Stated problem 1
Format the part of the records that opens with their first line and closes with the line containing "divider: [562, 902, 563, 995]" as a JSON list of strings, one string per line, with blank lines left out.

Selected passage
####
On 15-Nov-2003 17:30:11 +0100, you wrote:
> > I have a new P4 Hyperthreading PC that I have installed RedHat9 on.
I am
>
> I presume you realize that anyone who understands HT has mostly scorn
for it.

I had no idea but it is still a huge improvement over my HP 755MHz
Celleron that I am replacing ;) Might I as why so and am I wasting my
time when a non-SMP kernel builds and works just fine?

>
> > api, etc.) but when I build my new 2.4.22 kernel with CONFIG_SMP=y
set
> > then reboot, I am seeing only one processor in /proc/cpuinfo. When
I
> > boot with my stock RH9 2.4.20-20.9smp kernel I see two virtual
> > processors show up in /proc/cpuinfo.
>
> I'm guessing you don't have acpi enabled.

Hmm... Let's have a look. I started by loading the
kernel-2.4.20-i686-smp.config file that came with the RH9 distro into
xconfig. I just turned on ntfs and a couple of other things and saved.
The comparision is strange. My new config file has:

# CONFIG_ACPI is not set

however the RH9 config file has:

# CONFIG_ACPI is not set
# CONFIG_ACPI_DEBUG is not set
# CONFIG_HOTPLUG_PCI_ACPI is not set
# CONFIG_ACPI_HT_ONLY is not s
CONFIG_ACPI_BUSMGR=m
CONFIG_ACPI_SYS=m
CONFIG_ACPI_CPU=m
CONFIG_ACPI_BUTTON=m
CONFIG_ACPI_AC=m
CONFIG_ACPI_EC=m
CONFIG_ACPI_CMBATT=m
CONFIG_ACPI_THERMAL=m
CONFIG_ACPI_RELAXED_AML=y

So should I have all this or no?

>
> > I've even build a 2.4.22 kernel with the config-2.4.20-20.9smp
> > configuration that came with RH9.
>
> RH doesn't ship kernel.org sources, of course. hence the -20.

Rgr. I got this.

>
> > I build with the straightforward 'make dep clean bzImage modules
> > modules_install' command. Is this correct?
>
> sure. obviously, you need to verify that you're booting the kernel
> that you just made, etc.

It does boot and everything else "seems" fine. Just that I still only
get one virtual CPU showing up in /proc/cpuinfo.
####
Data rows

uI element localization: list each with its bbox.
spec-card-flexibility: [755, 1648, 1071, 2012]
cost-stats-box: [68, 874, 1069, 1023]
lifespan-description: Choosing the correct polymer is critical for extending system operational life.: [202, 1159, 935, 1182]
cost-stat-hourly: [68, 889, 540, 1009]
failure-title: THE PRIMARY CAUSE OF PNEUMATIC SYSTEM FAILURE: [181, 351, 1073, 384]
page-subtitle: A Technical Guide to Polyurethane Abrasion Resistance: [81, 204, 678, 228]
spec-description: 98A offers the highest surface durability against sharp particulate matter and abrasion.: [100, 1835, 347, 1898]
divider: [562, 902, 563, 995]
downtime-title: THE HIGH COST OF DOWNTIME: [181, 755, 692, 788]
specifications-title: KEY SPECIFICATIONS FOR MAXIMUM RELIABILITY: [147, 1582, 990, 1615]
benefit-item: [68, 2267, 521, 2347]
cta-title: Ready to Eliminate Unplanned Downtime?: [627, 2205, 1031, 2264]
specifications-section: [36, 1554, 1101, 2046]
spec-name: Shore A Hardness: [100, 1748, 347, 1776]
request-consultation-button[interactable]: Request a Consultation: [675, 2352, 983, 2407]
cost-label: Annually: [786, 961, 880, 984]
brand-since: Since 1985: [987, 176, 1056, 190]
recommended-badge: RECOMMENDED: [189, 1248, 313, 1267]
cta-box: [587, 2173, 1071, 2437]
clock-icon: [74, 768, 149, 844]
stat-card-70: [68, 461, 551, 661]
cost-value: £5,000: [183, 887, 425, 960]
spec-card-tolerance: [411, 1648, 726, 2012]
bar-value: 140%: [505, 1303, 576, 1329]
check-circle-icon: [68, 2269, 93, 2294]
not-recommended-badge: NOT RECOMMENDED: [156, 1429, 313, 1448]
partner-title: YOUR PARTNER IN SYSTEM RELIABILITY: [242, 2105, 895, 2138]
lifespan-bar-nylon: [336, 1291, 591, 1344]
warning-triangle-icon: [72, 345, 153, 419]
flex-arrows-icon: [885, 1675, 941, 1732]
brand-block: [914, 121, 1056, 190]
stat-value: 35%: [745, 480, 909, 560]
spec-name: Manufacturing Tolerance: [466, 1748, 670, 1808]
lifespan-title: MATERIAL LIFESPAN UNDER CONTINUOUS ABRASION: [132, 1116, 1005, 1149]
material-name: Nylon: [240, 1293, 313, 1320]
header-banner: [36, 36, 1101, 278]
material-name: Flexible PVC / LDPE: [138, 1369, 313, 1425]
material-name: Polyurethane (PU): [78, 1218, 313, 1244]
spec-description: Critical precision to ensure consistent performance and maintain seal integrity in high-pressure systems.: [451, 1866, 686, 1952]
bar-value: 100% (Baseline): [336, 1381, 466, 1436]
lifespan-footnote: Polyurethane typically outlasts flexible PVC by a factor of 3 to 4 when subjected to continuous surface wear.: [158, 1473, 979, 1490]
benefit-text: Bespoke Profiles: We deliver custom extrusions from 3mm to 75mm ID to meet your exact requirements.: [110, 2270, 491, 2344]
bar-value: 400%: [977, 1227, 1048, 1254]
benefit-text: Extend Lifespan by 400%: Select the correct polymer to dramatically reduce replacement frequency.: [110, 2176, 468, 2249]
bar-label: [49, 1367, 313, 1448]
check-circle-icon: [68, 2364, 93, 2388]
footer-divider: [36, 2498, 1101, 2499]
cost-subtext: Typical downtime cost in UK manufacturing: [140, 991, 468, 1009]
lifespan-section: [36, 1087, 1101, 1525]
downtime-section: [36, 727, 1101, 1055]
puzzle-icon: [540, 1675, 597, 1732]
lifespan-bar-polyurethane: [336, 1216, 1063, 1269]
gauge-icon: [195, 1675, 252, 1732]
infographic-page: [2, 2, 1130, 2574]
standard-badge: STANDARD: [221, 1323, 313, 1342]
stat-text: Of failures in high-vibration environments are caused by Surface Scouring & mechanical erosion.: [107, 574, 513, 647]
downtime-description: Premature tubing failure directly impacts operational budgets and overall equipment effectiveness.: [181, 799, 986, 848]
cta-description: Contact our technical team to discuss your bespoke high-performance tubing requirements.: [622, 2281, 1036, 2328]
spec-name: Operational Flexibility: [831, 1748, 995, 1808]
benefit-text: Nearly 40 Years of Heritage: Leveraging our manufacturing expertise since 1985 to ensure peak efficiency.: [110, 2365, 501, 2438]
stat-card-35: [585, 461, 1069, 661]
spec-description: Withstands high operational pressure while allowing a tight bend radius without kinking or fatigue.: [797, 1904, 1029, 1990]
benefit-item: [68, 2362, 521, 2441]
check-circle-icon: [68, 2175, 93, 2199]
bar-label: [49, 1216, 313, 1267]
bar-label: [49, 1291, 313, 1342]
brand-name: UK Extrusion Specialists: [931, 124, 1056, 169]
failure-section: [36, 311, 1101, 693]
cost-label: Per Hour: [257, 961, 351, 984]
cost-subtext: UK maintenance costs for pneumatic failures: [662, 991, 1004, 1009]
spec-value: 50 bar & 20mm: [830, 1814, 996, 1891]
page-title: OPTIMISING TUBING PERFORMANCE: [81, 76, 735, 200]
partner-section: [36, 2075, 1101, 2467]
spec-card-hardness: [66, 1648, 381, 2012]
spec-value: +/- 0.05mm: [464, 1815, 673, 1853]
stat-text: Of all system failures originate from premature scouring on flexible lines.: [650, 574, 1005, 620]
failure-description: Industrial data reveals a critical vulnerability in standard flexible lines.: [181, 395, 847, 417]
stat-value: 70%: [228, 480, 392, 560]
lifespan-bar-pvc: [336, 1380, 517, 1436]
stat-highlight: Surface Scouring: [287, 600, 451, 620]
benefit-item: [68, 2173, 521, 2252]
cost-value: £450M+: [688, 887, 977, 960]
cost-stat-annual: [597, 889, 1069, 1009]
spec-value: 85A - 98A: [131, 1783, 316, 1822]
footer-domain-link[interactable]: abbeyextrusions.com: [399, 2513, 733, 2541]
####
Stated problem 2
Retype, character for character, the part of the thread about hyperthreading on RedHat 9 that opens with the words containing "On 15-Nov-2003 17:30:11" and closes with "works just fine?".

Full solution 1
[
  "uI element localization: list each with its bbox.",
  "spec-card-flexibility: [755, 1648, 1071, 2012]",
  "cost-stats-box: [68, 874, 1069, 1023]",
  "lifespan-description: Choosing the correct polymer is critical for extending system operational life.: [202, 1159, 935, 1182]",
  "cost-stat-hourly: [68, 889, 540, 1009]",
  "failure-title: THE PRIMARY CAUSE OF PNEUMATIC SYSTEM FAILURE: [181, 351, 1073, 384]",
  "page-subtitle: A Technical Guide to Polyurethane Abrasion Resistance: [81, 204, 678, 228]",
  "spec-description: 98A offers the highest surface durability against sharp particulate matter and abrasion.: [100, 1835, 347, 1898]",
  "divider: [562, 902, 563, 995]"
]

Full solution 2
On 15-Nov-2003 17:30:11 +0100, you wrote:
> > I have a new P4 Hyperthreading PC that I have installed RedHat9 on.
I am
>
> I presume you realize that anyone who understands HT has mostly scorn
for it.

I had no idea but it is still a huge improvement over my HP 755MHz
Celleron that I am replacing ;) Might I as why so and am I wasting my
time when a non-SMP kernel builds and works just fine?